▶ _WRITTEN INSTRUCTION_:
Records follow. Pull out every line that contains "name".

▶ _RECORDS FOR THIS EXERCISE_:
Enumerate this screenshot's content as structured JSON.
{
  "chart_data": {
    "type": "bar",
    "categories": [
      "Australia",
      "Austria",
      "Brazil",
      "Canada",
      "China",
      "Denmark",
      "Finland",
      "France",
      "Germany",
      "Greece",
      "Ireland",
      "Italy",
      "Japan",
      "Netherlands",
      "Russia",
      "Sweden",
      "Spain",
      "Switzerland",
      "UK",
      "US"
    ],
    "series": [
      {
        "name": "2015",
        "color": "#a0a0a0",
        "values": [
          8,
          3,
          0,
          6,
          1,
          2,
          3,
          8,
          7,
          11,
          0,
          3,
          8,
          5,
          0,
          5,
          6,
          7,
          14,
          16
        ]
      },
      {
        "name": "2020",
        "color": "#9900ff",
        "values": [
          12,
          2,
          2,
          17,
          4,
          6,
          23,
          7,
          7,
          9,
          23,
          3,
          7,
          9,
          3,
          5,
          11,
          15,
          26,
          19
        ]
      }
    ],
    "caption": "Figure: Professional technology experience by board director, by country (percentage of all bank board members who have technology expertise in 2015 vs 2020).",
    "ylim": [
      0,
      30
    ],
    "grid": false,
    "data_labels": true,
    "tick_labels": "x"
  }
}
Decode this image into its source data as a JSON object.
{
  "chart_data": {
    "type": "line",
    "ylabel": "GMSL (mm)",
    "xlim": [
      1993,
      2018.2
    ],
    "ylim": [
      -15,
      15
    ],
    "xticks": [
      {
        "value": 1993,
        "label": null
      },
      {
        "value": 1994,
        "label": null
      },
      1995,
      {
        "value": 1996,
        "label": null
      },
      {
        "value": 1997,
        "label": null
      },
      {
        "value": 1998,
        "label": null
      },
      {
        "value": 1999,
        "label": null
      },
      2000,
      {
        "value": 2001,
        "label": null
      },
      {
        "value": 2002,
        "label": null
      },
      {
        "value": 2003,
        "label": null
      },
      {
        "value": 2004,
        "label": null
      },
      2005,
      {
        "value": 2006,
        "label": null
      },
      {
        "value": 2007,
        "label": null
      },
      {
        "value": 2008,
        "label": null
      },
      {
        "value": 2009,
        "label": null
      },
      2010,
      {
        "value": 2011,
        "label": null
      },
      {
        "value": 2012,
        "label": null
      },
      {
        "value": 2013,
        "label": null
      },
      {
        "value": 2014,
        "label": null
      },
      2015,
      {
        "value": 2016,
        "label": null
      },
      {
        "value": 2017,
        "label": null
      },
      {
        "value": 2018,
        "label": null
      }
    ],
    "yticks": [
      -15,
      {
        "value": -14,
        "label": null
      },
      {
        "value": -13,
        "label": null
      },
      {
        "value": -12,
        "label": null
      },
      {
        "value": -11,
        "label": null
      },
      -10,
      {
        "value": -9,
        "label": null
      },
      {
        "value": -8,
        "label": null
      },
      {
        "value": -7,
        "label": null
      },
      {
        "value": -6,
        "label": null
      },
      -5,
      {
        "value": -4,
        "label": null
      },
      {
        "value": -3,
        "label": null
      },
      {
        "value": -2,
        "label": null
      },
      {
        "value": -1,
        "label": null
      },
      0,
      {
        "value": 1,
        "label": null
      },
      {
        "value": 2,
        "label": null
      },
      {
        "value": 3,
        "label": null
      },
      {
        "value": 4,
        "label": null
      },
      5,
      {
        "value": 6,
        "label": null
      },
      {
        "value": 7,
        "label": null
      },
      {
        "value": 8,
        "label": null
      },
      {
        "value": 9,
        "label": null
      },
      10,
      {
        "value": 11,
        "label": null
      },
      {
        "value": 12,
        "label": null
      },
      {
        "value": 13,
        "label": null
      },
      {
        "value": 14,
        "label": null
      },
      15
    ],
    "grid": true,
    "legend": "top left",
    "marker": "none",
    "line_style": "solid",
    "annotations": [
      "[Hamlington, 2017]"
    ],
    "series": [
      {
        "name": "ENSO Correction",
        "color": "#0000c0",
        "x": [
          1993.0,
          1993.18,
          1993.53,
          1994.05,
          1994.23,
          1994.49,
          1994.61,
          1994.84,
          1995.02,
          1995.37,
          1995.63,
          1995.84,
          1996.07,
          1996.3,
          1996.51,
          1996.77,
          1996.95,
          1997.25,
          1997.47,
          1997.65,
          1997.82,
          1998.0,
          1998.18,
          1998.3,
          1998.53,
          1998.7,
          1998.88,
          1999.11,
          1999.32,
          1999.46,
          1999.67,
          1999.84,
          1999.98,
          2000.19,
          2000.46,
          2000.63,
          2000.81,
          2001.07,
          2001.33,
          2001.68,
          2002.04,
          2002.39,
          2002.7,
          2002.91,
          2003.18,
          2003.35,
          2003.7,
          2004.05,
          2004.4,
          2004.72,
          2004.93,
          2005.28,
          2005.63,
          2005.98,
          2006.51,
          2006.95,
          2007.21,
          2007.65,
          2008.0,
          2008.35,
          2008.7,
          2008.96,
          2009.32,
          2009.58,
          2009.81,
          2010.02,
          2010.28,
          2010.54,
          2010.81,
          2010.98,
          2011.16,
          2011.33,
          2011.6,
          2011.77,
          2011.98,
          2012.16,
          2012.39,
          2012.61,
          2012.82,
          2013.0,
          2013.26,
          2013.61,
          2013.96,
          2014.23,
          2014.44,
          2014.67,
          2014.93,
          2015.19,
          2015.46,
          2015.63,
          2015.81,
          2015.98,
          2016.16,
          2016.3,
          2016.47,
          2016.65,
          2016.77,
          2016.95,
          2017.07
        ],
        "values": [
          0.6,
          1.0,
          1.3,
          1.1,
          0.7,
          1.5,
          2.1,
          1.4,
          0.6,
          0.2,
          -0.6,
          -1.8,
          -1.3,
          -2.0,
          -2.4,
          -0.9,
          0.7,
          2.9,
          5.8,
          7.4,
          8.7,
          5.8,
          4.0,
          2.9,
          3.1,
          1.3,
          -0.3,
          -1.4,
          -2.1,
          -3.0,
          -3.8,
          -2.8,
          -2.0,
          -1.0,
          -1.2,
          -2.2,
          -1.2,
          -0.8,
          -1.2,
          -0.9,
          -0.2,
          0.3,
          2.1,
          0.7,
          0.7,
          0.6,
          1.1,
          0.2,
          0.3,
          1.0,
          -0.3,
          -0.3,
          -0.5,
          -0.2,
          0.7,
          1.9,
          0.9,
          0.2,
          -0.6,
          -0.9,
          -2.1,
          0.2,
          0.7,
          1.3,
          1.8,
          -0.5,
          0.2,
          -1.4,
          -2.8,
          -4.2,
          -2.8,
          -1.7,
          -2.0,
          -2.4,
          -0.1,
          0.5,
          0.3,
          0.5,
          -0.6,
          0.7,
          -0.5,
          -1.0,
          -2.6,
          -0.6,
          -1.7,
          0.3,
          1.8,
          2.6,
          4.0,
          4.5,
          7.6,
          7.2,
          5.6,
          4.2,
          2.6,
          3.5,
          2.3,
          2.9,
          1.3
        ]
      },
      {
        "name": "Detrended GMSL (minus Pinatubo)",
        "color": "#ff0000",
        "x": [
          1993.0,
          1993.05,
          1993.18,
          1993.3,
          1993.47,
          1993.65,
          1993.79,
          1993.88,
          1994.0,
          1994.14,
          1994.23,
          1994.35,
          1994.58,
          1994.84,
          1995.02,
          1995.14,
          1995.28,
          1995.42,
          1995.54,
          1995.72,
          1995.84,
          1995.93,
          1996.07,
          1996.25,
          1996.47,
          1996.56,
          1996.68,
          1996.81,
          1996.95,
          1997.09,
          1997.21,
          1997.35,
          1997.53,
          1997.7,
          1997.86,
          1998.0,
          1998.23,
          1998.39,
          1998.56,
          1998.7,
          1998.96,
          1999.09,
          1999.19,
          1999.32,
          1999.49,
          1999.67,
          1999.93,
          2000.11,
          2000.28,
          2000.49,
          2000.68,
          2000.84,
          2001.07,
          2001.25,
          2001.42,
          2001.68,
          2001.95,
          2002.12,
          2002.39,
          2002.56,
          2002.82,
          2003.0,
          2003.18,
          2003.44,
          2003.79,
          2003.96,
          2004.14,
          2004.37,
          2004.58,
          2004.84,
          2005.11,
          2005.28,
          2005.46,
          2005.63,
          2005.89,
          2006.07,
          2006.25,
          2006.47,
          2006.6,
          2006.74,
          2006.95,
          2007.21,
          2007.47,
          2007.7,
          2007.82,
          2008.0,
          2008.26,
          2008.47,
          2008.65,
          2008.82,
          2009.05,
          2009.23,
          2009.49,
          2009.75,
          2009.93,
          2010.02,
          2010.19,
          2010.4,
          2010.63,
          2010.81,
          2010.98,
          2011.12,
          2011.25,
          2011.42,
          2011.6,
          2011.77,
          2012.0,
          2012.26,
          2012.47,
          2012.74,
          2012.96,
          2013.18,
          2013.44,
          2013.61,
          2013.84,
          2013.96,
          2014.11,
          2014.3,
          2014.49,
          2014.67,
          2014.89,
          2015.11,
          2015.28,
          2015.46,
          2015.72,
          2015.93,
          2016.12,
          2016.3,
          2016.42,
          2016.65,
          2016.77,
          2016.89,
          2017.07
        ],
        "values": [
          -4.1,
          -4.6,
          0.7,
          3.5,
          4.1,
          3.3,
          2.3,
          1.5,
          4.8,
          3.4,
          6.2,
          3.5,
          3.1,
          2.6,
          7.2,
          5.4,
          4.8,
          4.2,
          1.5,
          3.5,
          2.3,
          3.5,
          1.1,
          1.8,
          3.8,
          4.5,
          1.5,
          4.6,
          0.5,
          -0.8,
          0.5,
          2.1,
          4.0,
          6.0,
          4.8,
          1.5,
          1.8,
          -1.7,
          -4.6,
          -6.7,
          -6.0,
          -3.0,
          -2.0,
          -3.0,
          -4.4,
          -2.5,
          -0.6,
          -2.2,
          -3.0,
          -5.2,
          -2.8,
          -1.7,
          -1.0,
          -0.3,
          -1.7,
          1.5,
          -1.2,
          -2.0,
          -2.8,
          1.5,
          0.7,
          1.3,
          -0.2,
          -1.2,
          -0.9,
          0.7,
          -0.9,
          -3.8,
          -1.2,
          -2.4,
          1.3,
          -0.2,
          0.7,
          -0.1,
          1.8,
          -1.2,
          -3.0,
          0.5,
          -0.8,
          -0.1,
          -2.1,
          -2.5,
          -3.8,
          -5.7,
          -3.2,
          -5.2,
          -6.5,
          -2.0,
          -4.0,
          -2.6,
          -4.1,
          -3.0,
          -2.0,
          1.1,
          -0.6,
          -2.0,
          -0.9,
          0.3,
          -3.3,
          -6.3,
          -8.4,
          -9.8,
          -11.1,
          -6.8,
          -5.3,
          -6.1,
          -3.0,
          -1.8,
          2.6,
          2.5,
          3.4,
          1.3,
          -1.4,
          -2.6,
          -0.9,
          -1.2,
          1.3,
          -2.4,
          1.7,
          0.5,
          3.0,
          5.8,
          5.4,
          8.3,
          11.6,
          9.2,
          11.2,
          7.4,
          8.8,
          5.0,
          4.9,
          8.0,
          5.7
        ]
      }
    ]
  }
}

▶ _RESULT OF THE TASK_:
        "name": "2015",
        "name": "2020",
        "name": "ENSO Correction",
        "name": "Detrended GMSL (minus Pinatubo)",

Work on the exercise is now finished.